(Stored data entries)

+---+

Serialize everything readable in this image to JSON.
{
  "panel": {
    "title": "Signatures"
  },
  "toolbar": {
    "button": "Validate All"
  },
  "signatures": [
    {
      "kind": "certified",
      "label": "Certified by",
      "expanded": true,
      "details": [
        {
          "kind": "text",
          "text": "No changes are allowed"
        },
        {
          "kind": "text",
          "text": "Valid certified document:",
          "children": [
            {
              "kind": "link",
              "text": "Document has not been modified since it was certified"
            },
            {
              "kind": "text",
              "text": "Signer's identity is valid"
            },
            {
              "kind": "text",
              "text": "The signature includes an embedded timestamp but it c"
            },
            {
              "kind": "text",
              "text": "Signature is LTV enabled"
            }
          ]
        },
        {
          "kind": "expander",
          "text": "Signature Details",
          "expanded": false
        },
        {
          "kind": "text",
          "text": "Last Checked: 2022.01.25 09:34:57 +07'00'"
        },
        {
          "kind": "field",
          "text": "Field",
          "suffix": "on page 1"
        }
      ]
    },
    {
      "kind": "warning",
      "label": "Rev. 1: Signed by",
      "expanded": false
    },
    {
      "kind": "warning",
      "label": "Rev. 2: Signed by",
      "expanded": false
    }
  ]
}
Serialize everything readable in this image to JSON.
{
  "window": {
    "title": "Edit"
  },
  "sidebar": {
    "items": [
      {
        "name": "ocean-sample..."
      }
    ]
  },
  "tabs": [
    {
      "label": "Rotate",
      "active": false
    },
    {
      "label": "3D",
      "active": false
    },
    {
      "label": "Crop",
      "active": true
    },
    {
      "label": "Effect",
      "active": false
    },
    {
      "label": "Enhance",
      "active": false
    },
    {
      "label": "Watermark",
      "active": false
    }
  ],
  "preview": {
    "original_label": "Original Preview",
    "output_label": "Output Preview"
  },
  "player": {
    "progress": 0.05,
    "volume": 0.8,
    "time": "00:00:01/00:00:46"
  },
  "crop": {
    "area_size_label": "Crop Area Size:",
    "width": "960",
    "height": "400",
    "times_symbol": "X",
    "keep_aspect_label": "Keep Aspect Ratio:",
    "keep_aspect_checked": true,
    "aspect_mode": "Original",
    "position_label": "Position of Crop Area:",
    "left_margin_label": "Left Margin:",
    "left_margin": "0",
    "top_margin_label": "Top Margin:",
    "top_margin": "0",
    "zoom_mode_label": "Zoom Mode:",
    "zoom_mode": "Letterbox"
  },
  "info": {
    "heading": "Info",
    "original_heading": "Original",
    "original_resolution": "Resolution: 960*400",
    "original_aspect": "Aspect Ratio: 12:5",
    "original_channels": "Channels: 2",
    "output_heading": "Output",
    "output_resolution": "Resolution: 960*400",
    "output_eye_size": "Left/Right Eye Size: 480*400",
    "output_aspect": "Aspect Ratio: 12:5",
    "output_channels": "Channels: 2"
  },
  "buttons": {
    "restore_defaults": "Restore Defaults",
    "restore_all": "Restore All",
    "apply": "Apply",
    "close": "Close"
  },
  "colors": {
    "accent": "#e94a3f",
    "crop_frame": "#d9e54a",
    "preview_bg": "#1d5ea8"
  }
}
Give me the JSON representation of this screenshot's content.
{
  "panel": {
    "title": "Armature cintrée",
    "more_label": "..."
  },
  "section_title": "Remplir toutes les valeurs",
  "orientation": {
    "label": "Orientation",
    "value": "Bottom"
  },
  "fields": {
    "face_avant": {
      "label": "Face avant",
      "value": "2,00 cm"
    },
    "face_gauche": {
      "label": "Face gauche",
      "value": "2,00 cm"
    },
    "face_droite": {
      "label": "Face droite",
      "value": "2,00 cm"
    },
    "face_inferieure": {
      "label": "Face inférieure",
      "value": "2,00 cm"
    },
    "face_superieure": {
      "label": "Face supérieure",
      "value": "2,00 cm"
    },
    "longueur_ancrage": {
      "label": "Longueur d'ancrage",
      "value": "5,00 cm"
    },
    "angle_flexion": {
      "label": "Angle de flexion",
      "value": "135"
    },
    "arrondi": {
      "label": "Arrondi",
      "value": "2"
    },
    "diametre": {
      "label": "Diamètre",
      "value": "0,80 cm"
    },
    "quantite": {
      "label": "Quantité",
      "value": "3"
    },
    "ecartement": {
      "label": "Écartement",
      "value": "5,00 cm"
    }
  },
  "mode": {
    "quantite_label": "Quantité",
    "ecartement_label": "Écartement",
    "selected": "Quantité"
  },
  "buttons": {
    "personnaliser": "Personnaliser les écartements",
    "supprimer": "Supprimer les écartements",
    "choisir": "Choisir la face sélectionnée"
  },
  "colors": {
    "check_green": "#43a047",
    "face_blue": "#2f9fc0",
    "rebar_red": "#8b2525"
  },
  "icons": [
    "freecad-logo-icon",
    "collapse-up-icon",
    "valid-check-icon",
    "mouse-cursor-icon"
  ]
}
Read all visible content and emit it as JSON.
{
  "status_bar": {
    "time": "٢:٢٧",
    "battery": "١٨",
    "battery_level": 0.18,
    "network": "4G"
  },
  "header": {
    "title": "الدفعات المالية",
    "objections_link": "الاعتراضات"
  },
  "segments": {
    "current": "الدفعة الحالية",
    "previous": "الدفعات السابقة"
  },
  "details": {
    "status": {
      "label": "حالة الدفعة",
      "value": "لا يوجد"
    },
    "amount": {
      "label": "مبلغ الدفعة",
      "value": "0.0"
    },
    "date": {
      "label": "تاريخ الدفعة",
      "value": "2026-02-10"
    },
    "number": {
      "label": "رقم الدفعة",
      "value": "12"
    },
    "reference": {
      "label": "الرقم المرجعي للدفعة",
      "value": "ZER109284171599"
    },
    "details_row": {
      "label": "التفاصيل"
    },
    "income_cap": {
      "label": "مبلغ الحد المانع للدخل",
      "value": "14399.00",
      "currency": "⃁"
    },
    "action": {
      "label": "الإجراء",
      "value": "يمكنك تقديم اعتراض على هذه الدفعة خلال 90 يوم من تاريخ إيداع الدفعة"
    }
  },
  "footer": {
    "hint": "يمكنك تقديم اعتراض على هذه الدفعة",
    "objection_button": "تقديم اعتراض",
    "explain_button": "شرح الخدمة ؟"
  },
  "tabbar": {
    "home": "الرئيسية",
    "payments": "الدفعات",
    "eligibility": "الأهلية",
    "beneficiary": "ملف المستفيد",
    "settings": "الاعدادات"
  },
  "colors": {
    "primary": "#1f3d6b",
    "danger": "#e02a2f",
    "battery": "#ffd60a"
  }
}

+---+

§ **Task goal**
Extract every record. Keep wording exact.

§ **Exercise solution**
Serialize everything readable in this image to JSON.
{
  "panel": {
    "title": "Signatures"
  },
  "toolbar": {
    "button": "Validate All"
  },
  "signatures": [
    {
      "kind": "certified",
      "label": "Certified by",
      "expanded": true,
      "details": [
        {
          "kind": "text",
          "text": "No changes are allowed"
        },
        {
          "kind": "text",
          "text": "Valid certified document:",
          "children": [
            {
              "kind": "link",
              "text": "Document has not been modified since it was certified"
            },
            {
              "kind": "text",
              "text": "Signer's identity is valid"
            },
            {
              "kind": "text",
              "text": "The signature includes an embedded timestamp but it c"
            },
            {
              "kind": "text",
              "text": "Signature is LTV enabled"
            }
          ]
        },
        {
          "kind": "expander",
          "text": "Signature Details",
          "expanded": false
        },
        {
          "kind": "text",
          "text": "Last Checked: 2022.01.25 09:34:57 +07'00'"
        },
        {
          "kind": "field",
          "text": "Field",
          "suffix": "on page 1"
        }
      ]
    },
    {
      "kind": "warning",
      "label": "Rev. 1: Signed by",
      "expanded": false
    },
    {
      "kind": "warning",
      "label": "Rev. 2: Signed by",
      "expanded": false
    }
  ]
}
Serialize everything readable in this image to JSON.
{
  "window": {
    "title": "Edit"
  },
  "sidebar": {
    "items": [
      {
        "name": "ocean-sample..."
      }
    ]
  },
  "tabs": [
    {
      "label": "Rotate",
      "active": false
    },
    {
      "label": "3D",
      "active": false
    },
    {
      "label": "Crop",
      "active": true
    },
    {
      "label": "Effect",
      "active": false
    },
    {
      "label": "Enhance",
      "active": false
    },
    {
      "label": "Watermark",
      "active": false
    }
  ],
  "preview": {
    "original_label": "Original Preview",
    "output_label": "Output Preview"
  },
  "player": {
    "progress": 0.05,
    "volume": 0.8,
    "time": "00:00:01/00:00:46"
  },
  "crop": {
    "area_size_label": "Crop Area Size:",
    "width": "960",
    "height": "400",
    "times_symbol": "X",
    "keep_aspect_label": "Keep Aspect Ratio:",
    "keep_aspect_checked": true,
    "aspect_mode": "Original",
    "position_label": "Position of Crop Area:",
    "left_margin_label": "Left Margin:",
    "left_margin": "0",
    "top_margin_label": "Top Margin:",
    "top_margin": "0",
    "zoom_mode_label": "Zoom Mode:",
    "zoom_mode": "Letterbox"
  },
  "info": {
    "heading": "Info",
    "original_heading": "Original",
    "original_resolution": "Resolution: 960*400",
    "original_aspect": "Aspect Ratio: 12:5",
    "original_channels": "Channels: 2",
    "output_heading": "Output",
    "output_resolution": "Resolution: 960*400",
    "output_eye_size": "Left/Right Eye Size: 480*400",
    "output_aspect": "Aspect Ratio: 12:5",
    "output_channels": "Channels: 2"
  },
  "buttons": {
    "restore_defaults": "Restore Defaults",
    "restore_all": "Restore All",
    "apply": "Apply",
    "close": "Close"
  },
  "colors": {
    "accent": "#e94a3f",
    "crop_frame": "#d9e54a",
    "preview_bg": "#1d5ea8"
  }
}
Give me the JSON representation of this screenshot's content.
{
  "panel": {
    "title": "Armature cintrée",
    "more_label": "..."
  },
  "section_title": "Remplir toutes les valeurs",
  "orientation": {
    "label": "Orientation",
    "value": "Bottom"
  },
  "fields": {
    "face_avant": {
      "label": "Face avant",
      "value": "2,00 cm"
    },
    "face_gauche": {
      "label": "Face gauche",
      "value": "2,00 cm"
    },
    "face_droite": {
      "label": "Face droite",
      "value": "2,00 cm"
    },
    "face_inferieure": {
      "label": "Face inférieure",
      "value": "2,00 cm"
    },
    "face_superieure": {
      "label": "Face supérieure",
      "value": "2,00 cm"
    },
    "longueur_ancrage": {
      "label": "Longueur d'ancrage",
      "value": "5,00 cm"
    },
    "angle_flexion": {
      "label": "Angle de flexion",
      "value": "135"
    },
    "arrondi": {
      "label": "Arrondi",
      "value": "2"
    },
    "diametre": {
      "label": "Diamètre",
      "value": "0,80 cm"
    },
    "quantite": {
      "label": "Quantité",
      "value": "3"
    },
    "ecartement": {
      "label": "Écartement",
      "value": "5,00 cm"
    }
  },
  "mode": {
    "quantite_label": "Quantité",
    "ecartement_label": "Écartement",
    "selected": "Quantité"
  },
  "buttons": {
    "personnaliser": "Personnaliser les écartements",
    "supprimer": "Supprimer les écartements",
    "choisir": "Choisir la face sélectionnée"
  },
  "colors": {
    "check_green": "#43a047",
    "face_blue": "#2f9fc0",
    "rebar_red": "#8b2525"
  },
  "icons": [
    "freecad-logo-icon",
    "collapse-up-icon",
    "valid-check-icon",
    "mouse-cursor-icon"
  ]
}
Read all visible content and emit it as JSON.
{
  "status_bar": {
    "time": "٢:٢٧",
    "battery": "١٨",
    "battery_level": 0.18,
    "network": "4G"
  },
  "header": {
    "title": "الدفعات المالية",
    "objections_link": "الاعتراضات"
  },
  "segments": {
    "current": "الدفعة الحالية",
    "previous": "الدفعات السابقة"
  },
  "details": {
    "status": {
      "label": "حالة الدفعة",
      "value": "لا يوجد"
    },
    "amount": {
      "label": "مبلغ الدفعة",
      "value": "0.0"
    },
    "date": {
      "label": "تاريخ الدفعة",
      "value": "2026-02-10"
    },
    "number": {
      "label": "رقم الدفعة",
      "value": "12"
    },
    "reference": {
      "label": "الرقم المرجعي للدفعة",
      "value": "ZER109284171599"
    },
    "details_row": {
      "label": "التفاصيل"
    },
    "income_cap": {
      "label": "مبلغ الحد المانع للدخل",
      "value": "14399.00",
      "currency": "⃁"
    },
    "action": {
      "label": "الإجراء",
      "value": "يمكنك تقديم اعتراض على هذه الدفعة خلال 90 يوم من تاريخ إيداع الدفعة"
    }
  },
  "footer": {
    "hint": "يمكنك تقديم اعتراض على هذه الدفعة",
    "objection_button": "تقديم اعتراض",
    "explain_button": "شرح الخدمة ؟"
  },
  "tabbar": {
    "home": "الرئيسية",
    "payments": "الدفعات",
    "eligibility": "الأهلية",
    "beneficiary": "ملف المستفيد",
    "settings": "الاعدادات"
  },
  "colors": {
    "primary": "#1f3d6b",
    "danger": "#e02a2f",
    "battery": "#ffd60a"
  }
}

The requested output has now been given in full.